▸ EXTRAIT PRÉSENTÉ:
┌────────

Les complications de la maladie de la goutte

Les cristaux d’acide urique se déposent principalement au niveau articulaire, mais aussi au niveau des reins qu’ils peuvent endommager de manière plus ou moins importante. Les cristaux se disséminent dans tout le rein ; ils peuvent bloquer la filtration des substances à éliminer dans les urines.

Un quart des goutteux a des complications rénales. Celles-ci ne conduisent qu’exceptionnellement à une insuffisance rénale sévère. L’allopurinol empêche la formation de cristaux dans les reins, ce que ne fait pas un médicament comme la colchicine. Si le médecin ordonne la probénécide, le patient doit boire beau-coup d’eau, car ce produit augmente l’élimination rénale de l’acide urique et peut favoriser la formation de cristaux.

Parfois, les cristaux se rassemblent en petits cailloux dans les reins, les uretères ou la vessie. Ces cailloux ou calculs, ou encore lithiases urinaires, provoquent des coliques néphrétiques.

Environ 10 % des goutteux ont un calcul urinaire; parfois, celui-ci permet la découverte de la maladie goutteuse. C’est pourquoi on vérifie toujours le taux d’acide urique dans le sang d’un patient présentant des calculs urinaires.

└────────

▸ DONNÉES À EXAMINER:

┌────────

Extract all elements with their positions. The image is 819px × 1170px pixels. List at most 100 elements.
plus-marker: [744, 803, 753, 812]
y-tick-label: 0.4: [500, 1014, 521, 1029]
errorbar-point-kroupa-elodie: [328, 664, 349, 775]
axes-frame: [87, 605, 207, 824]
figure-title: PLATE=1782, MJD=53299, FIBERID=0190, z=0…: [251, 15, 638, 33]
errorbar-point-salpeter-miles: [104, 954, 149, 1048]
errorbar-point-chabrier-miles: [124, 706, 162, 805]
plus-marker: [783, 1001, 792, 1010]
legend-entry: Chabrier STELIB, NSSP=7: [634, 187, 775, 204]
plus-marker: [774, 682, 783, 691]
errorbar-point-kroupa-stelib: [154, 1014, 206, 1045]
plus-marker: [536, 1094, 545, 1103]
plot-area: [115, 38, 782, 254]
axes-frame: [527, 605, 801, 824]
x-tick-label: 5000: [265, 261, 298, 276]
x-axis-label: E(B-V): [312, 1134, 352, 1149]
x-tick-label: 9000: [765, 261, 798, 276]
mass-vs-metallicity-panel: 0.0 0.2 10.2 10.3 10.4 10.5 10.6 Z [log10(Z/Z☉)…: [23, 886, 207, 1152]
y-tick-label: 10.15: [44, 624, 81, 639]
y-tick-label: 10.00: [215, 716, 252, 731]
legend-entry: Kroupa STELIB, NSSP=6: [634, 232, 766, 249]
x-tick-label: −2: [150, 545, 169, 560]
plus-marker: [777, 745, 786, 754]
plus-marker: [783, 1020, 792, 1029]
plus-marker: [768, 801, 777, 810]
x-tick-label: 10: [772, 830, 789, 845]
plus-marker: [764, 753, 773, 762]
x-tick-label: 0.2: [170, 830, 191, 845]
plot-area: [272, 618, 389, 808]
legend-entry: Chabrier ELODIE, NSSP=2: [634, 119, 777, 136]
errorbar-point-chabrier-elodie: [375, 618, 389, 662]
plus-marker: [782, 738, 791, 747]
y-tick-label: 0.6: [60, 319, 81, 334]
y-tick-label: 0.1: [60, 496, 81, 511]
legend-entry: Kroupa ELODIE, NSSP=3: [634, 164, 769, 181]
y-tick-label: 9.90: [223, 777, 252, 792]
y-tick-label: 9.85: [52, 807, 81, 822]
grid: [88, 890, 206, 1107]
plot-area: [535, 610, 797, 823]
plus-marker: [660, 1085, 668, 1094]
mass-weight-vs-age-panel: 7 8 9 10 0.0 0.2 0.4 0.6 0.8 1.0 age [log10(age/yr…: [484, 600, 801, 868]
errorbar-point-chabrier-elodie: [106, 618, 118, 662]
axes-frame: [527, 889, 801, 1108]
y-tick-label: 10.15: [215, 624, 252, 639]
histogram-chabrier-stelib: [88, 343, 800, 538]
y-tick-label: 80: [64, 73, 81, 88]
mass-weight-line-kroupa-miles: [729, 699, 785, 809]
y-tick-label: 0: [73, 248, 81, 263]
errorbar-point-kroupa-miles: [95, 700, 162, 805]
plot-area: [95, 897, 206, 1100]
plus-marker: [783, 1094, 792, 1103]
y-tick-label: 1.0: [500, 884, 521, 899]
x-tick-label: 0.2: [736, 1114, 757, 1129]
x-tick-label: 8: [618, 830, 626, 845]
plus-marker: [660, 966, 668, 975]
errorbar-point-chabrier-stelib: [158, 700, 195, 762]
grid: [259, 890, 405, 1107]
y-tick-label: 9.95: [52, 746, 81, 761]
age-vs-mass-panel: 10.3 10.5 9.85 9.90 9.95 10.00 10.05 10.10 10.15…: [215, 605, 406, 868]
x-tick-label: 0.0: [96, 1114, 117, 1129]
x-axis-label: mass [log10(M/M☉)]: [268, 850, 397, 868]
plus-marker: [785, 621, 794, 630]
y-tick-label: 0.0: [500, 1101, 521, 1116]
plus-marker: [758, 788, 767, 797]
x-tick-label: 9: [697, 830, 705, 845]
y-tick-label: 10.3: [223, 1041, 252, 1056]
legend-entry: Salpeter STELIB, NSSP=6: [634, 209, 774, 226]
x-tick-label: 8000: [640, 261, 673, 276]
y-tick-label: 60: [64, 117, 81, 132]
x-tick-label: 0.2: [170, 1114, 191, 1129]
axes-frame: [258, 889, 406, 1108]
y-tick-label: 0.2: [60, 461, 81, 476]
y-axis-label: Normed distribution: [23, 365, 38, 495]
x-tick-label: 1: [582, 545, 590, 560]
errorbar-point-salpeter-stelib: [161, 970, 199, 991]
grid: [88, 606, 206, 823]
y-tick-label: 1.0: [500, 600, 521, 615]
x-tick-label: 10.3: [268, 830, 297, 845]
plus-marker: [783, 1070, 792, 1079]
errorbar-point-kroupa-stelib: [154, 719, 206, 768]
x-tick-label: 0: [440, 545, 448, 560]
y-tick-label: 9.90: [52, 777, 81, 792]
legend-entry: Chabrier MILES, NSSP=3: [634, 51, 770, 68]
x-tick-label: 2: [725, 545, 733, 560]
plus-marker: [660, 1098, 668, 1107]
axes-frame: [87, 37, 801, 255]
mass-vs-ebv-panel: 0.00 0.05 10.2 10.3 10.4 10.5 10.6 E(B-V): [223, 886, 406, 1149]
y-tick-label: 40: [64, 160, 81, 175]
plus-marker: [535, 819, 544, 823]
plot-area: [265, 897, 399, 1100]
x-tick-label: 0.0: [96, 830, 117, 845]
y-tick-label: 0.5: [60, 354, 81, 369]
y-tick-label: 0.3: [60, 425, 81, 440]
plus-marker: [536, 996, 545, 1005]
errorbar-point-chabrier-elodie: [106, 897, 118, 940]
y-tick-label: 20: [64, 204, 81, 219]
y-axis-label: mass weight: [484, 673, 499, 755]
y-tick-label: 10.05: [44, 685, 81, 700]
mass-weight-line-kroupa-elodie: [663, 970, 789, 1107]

└────────

▸ CONSIGNES DE TRAVAIL:
A: Traduisez en anglais la phrase suivante du texte sur la goutte : « Parfois, les cristaux se rassemblent en petits cailloux dans les reins, les uretères ou la vessie. »
B: Présentez sous forme de liste, en gardant ses faits principaux, le paragraphe du texte sur la goutte qui commence par « Les cristaux d'acide urique se déposent ».
C: Poursuivez le texte sur la goutte à partir de sa dernière phrase.
Les entrées forment un ensemble distinct du texte sur la goutte.

▸ RÉSULTATS DE L'EXERCICE:
A: Sometimes the crystals gather into small stones in the kidneys, the ureters, or the bladder.

B:
- Les cristaux d'acide urique se déposent surtout dans les articulations, mais aussi dans les reins.
- Ils peuvent endommager les reins de manière plus ou moins importante.
- Ils se répandent dans tout le rein et peuvent bloquer la filtration des substances à éliminer dans les urines.

C:
En cas de goutte, il faut toujours faire une radio des reins pour dépister un calcul qui n’a pas encore fait parler de lui. Dans les pays chauds, les calculs urinaires, comme complication de la goutte, sont beaucoup plus fréquents que sous nos climats tempérés. La chaleur fait éliminer l’eau au travers de la peau par la sueur ; les urines sont donc plus concentrées, notamment en acide urique. Les calculs se forment ainsi plus facilement.

Les petits calculs peuvent partir par les voies naturelles avec les urines. Parfois, il faut les retirer chirurgicalement. Un traitement régulièrement suivi permet d’éviter la venue de ces complications.